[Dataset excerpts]
↓
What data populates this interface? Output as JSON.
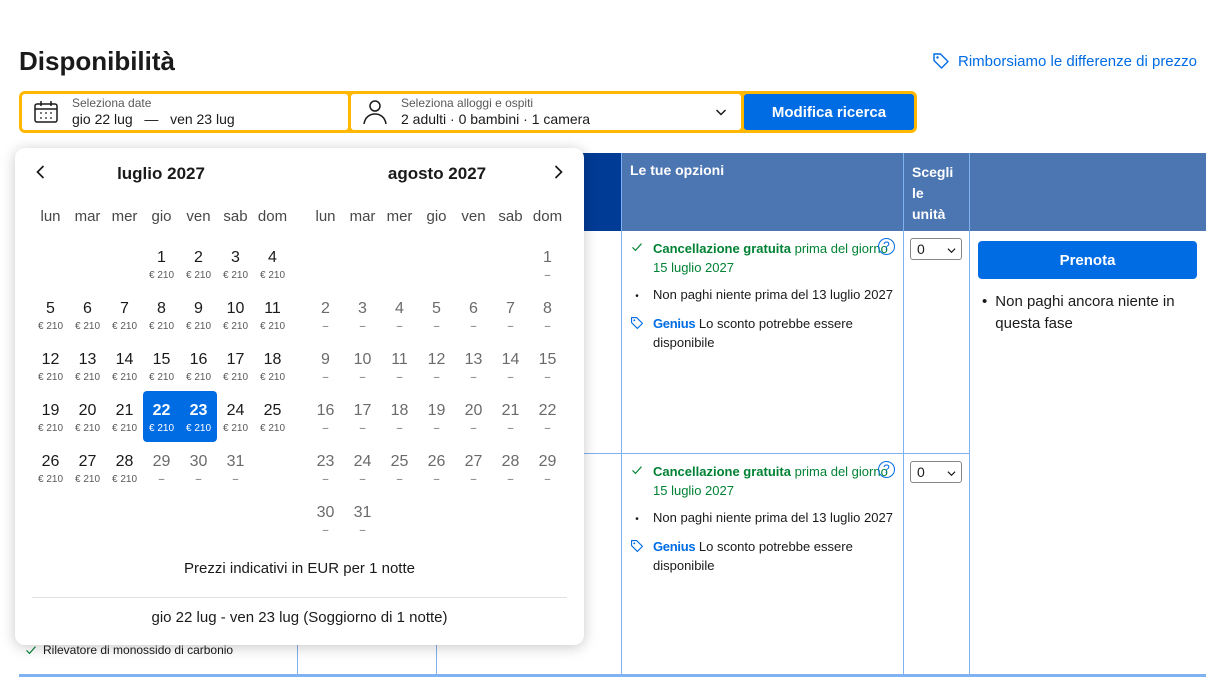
{
  "header": {
    "title": "Disponibilità",
    "refund_link": "Rimborsiamo le differenze di prezzo"
  },
  "search": {
    "date_label": "Seleziona date",
    "date_checkin": "gio 22 lug",
    "date_sep": "—",
    "date_checkout": "ven 23 lug",
    "guests_label": "Seleziona alloggi e ospiti",
    "guests_value": "2 adulti · 0 bambini · 1 camera",
    "button": "Modifica ricerca"
  },
  "table": {
    "header_options": "Le tue opzioni",
    "header_units": "Scegli le unità",
    "options": [
      {
        "cancel_bold": "Cancellazione gratuita",
        "cancel_rest": " prima del giorno 15 luglio 2027",
        "pay": "Non paghi niente prima del 13 luglio 2027",
        "genius": "Genius",
        "genius_text": " Lo sconto potrebbe essere disponibile",
        "help": "?",
        "units": "0"
      },
      {
        "cancel_bold": "Cancellazione gratuita",
        "cancel_rest": " prima del giorno 15 luglio 2027",
        "pay": "Non paghi niente prima del 13 luglio 2027",
        "genius": "Genius",
        "genius_text": " Lo sconto potrebbe essere disponibile",
        "help": "?",
        "units": "0"
      }
    ],
    "book_button": "Prenota",
    "book_note": "Non paghi ancora niente in questa fase",
    "feature": "Rilevatore di monossido di carbonio"
  },
  "calendar": {
    "weekdays": [
      "lun",
      "mar",
      "mer",
      "gio",
      "ven",
      "sab",
      "dom"
    ],
    "months": [
      {
        "title": "luglio 2027",
        "weeks": [
          [
            [
              "",
              ""
            ],
            [
              "",
              ""
            ],
            [
              "",
              ""
            ],
            [
              "1",
              "€ 210"
            ],
            [
              "2",
              "€ 210"
            ],
            [
              "3",
              "€ 210"
            ],
            [
              "4",
              "€ 210"
            ]
          ],
          [
            [
              "5",
              "€ 210"
            ],
            [
              "6",
              "€ 210"
            ],
            [
              "7",
              "€ 210"
            ],
            [
              "8",
              "€ 210"
            ],
            [
              "9",
              "€ 210"
            ],
            [
              "10",
              "€ 210"
            ],
            [
              "11",
              "€ 210"
            ]
          ],
          [
            [
              "12",
              "€ 210"
            ],
            [
              "13",
              "€ 210"
            ],
            [
              "14",
              "€ 210"
            ],
            [
              "15",
              "€ 210"
            ],
            [
              "16",
              "€ 210"
            ],
            [
              "17",
              "€ 210"
            ],
            [
              "18",
              "€ 210"
            ]
          ],
          [
            [
              "19",
              "€ 210"
            ],
            [
              "20",
              "€ 210"
            ],
            [
              "21",
              "€ 210"
            ],
            [
              "22",
              "€ 210",
              "start"
            ],
            [
              "23",
              "€ 210",
              "end"
            ],
            [
              "24",
              "€ 210"
            ],
            [
              "25",
              "€ 210"
            ]
          ],
          [
            [
              "26",
              "€ 210"
            ],
            [
              "27",
              "€ 210"
            ],
            [
              "28",
              "€ 210"
            ],
            [
              "29",
              "–",
              "muted"
            ],
            [
              "30",
              "–",
              "muted"
            ],
            [
              "31",
              "–",
              "muted"
            ],
            [
              "",
              ""
            ]
          ]
        ]
      },
      {
        "title": "agosto 2027",
        "weeks": [
          [
            [
              "",
              ""
            ],
            [
              "",
              ""
            ],
            [
              "",
              ""
            ],
            [
              "",
              ""
            ],
            [
              "",
              ""
            ],
            [
              "",
              ""
            ],
            [
              "1",
              "–",
              "muted"
            ]
          ],
          [
            [
              "2",
              "–",
              "muted"
            ],
            [
              "3",
              "–",
              "muted"
            ],
            [
              "4",
              "–",
              "muted"
            ],
            [
              "5",
              "–",
              "muted"
            ],
            [
              "6",
              "–",
              "muted"
            ],
            [
              "7",
              "–",
              "muted"
            ],
            [
              "8",
              "–",
              "muted"
            ]
          ],
          [
            [
              "9",
              "–",
              "muted"
            ],
            [
              "10",
              "–",
              "muted"
            ],
            [
              "11",
              "–",
              "muted"
            ],
            [
              "12",
              "–",
              "muted"
            ],
            [
              "13",
              "–",
              "muted"
            ],
            [
              "14",
              "–",
              "muted"
            ],
            [
              "15",
              "–",
              "muted"
            ]
          ],
          [
            [
              "16",
              "–",
              "muted"
            ],
            [
              "17",
              "–",
              "muted"
            ],
            [
              "18",
              "–",
              "muted"
            ],
            [
              "19",
              "–",
              "muted"
            ],
            [
              "20",
              "–",
              "muted"
            ],
            [
              "21",
              "–",
              "muted"
            ],
            [
              "22",
              "–",
              "muted"
            ]
          ],
          [
            [
              "23",
              "–",
              "muted"
            ],
            [
              "24",
              "–",
              "muted"
            ],
            [
              "25",
              "–",
              "muted"
            ],
            [
              "26",
              "–",
              "muted"
            ],
            [
              "27",
              "–",
              "muted"
            ],
            [
              "28",
              "–",
              "muted"
            ],
            [
              "29",
              "–",
              "muted"
            ]
          ],
          [
            [
              "30",
              "–",
              "muted"
            ],
            [
              "31",
              "–",
              "muted"
            ],
            [
              "",
              ""
            ],
            [
              "",
              ""
            ],
            [
              "",
              ""
            ],
            [
              "",
              ""
            ],
            [
              "",
              ""
            ]
          ]
        ]
      }
    ],
    "price_note": "Prezzi indicativi in EUR per 1 notte",
    "stay_summary": "gio 22 lug - ven 23 lug (Soggiorno di 1 notte)"
  },
  "colors": {
    "accent": "#006ce4",
    "search_border": "#ffb700",
    "table_header": "#4c76b2",
    "success": "#008234"
  }
}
↑
Problem: Using the data above, print every line exactly, omitting pictures.

Response to the task:
What data populates this interface? Output as JSON.
{
  "header": {
    "title": "Disponibilità",
    "refund_link": "Rimborsiamo le differenze di prezzo"
  },
  "search": {
    "date_label": "Seleziona date",
    "date_checkin": "gio 22 lug",
    "date_sep": "—",
    "date_checkout": "ven 23 lug",
    "guests_label": "Seleziona alloggi e ospiti",
    "guests_value": "2 adulti · 0 bambini · 1 camera",
    "button": "Modifica ricerca"
  },
  "table": {
    "header_options": "Le tue opzioni",
    "header_units": "Scegli le unità",
    "options": [
      {
        "cancel_bold": "Cancellazione gratuita",
        "cancel_rest": " prima del giorno 15 luglio 2027",
        "pay": "Non paghi niente prima del 13 luglio 2027",
        "genius": "Genius",
        "genius_text": " Lo sconto potrebbe essere disponibile",
        "help": "?",
        "units": "0"
      },
      {
        "cancel_bold": "Cancellazione gratuita",
        "cancel_rest": " prima del giorno 15 luglio 2027",
        "pay": "Non paghi niente prima del 13 luglio 2027",
        "genius": "Genius",
        "genius_text": " Lo sconto potrebbe essere disponibile",
        "help": "?",
        "units": "0"
      }
    ],
    "book_button": "Prenota",
    "book_note": "Non paghi ancora niente in questa fase",
    "feature": "Rilevatore di monossido di carbonio"
  },
  "calendar": {
    "weekdays": [
      "lun",
      "mar",
      "mer",
      "gio",
      "ven",
      "sab",
      "dom"
    ],
    "months": [
      {
        "title": "luglio 2027",
        "weeks": [
          [
            [
              "",
              ""
            ],
            [
              "",
              ""
            ],
            [
              "",
              ""
            ],
            [
              "1",
              "€ 210"
            ],
            [
              "2",
              "€ 210"
            ],
            [
              "3",
              "€ 210"
            ],
            [
              "4",
              "€ 210"
            ]
          ],
          [
            [
              "5",
              "€ 210"
            ],
            [
              "6",
              "€ 210"
            ],
            [
              "7",
              "€ 210"
            ],
            [
              "8",
              "€ 210"
            ],
            [
              "9",
              "€ 210"
            ],
            [
              "10",
              "€ 210"
            ],
            [
              "11",
              "€ 210"
            ]
          ],
          [
            [
              "12",
              "€ 210"
            ],
            [
              "13",
              "€ 210"
            ],
            [
              "14",
              "€ 210"
            ],
            [
              "15",
              "€ 210"
            ],
            [
              "16",
              "€ 210"
            ],
            [
              "17",
              "€ 210"
            ],
            [
              "18",
              "€ 210"
            ]
          ],
          [
            [
              "19",
              "€ 210"
            ],
            [
              "20",
              "€ 210"
            ],
            [
              "21",
              "€ 210"
            ],
            [
              "22",
              "€ 210",
              "start"
            ],
            [
              "23",
              "€ 210",
              "end"
            ],
            [
              "24",
              "€ 210"
            ],
            [
              "25",
              "€ 210"
            ]
          ],
          [
            [
              "26",
              "€ 210"
            ],
            [
              "27",
              "€ 210"
            ],
            [
              "28",
              "€ 210"
            ],
            [
              "29",
              "–",
              "muted"
            ],
            [
              "30",
              "–",
              "muted"
            ],
            [
              "31",
              "–",
              "muted"
            ],
            [
              "",
              ""
            ]
          ]
        ]
      },
      {
        "title": "agosto 2027",
        "weeks": [
          [
            [
              "",
              ""
            ],
            [
              "",
              ""
            ],
            [
              "",
              ""
            ],
            [
              "",
              ""
            ],
            [
              "",
              ""
            ],
            [
              "",
              ""
            ],
            [
              "1",
              "–",
              "muted"
            ]
          ],
          [
            [
              "2",
              "–",
              "muted"
            ],
            [
              "3",
              "–",
              "muted"
            ],
            [
              "4",
              "–",
              "muted"
            ],
            [
              "5",
              "–",
              "muted"
            ],
            [
              "6",
              "–",
              "muted"
            ],
            [
              "7",
              "–",
              "muted"
            ],
            [
              "8",
              "–",
              "muted"
            ]
          ],
          [
            [
              "9",
              "–",
              "muted"
            ],
            [
              "10",
              "–",
              "muted"
            ],
            [
              "11",
              "–",
              "muted"
            ],
            [
              "12",
              "–",
              "muted"
            ],
            [
              "13",
              "–",
              "muted"
            ],
            [
              "14",
              "–",
              "muted"
            ],
            [
              "15",
              "–",
              "muted"
            ]
          ],
          [
            [
              "16",
              "–",
              "muted"
            ],
            [
              "17",
              "–",
              "muted"
            ],
            [
              "18",
              "–",
              "muted"
            ],
            [
              "19",
              "–",
              "muted"
            ],
            [
              "20",
              "–",
              "muted"
            ],
            [
              "21",
              "–",
              "muted"
            ],
            [
              "22",
              "–",
              "muted"
            ]
          ],
          [
            [
              "23",
              "–",
              "muted"
            ],
            [
              "24",
              "–",
              "muted"
            ],
            [
              "25",
              "–",
              "muted"
            ],
            [
              "26",
              "–",
              "muted"
            ],
            [
              "27",
              "–",
              "muted"
            ],
            [
              "28",
              "–",
              "muted"
            ],
            [
              "29",
              "–",
              "muted"
            ]
          ],
          [
            [
              "30",
              "–",
              "muted"
            ],
            [
              "31",
              "–",
              "muted"
            ],
            [
              "",
              ""
            ],
            [
              "",
              ""
            ],
            [
              "",
              ""
            ],
            [
              "",
              ""
            ],
            [
              "",
              ""
            ]
          ]
        ]
      }
    ],
    "price_note": "Prezzi indicativi in EUR per 1 notte",
    "stay_summary": "gio 22 lug - ven 23 lug (Soggiorno di 1 notte)"
  },
  "colors": {
    "accent": "#006ce4",
    "search_border": "#ffb700",
    "table_header": "#4c76b2",
    "success": "#008234"
  }
}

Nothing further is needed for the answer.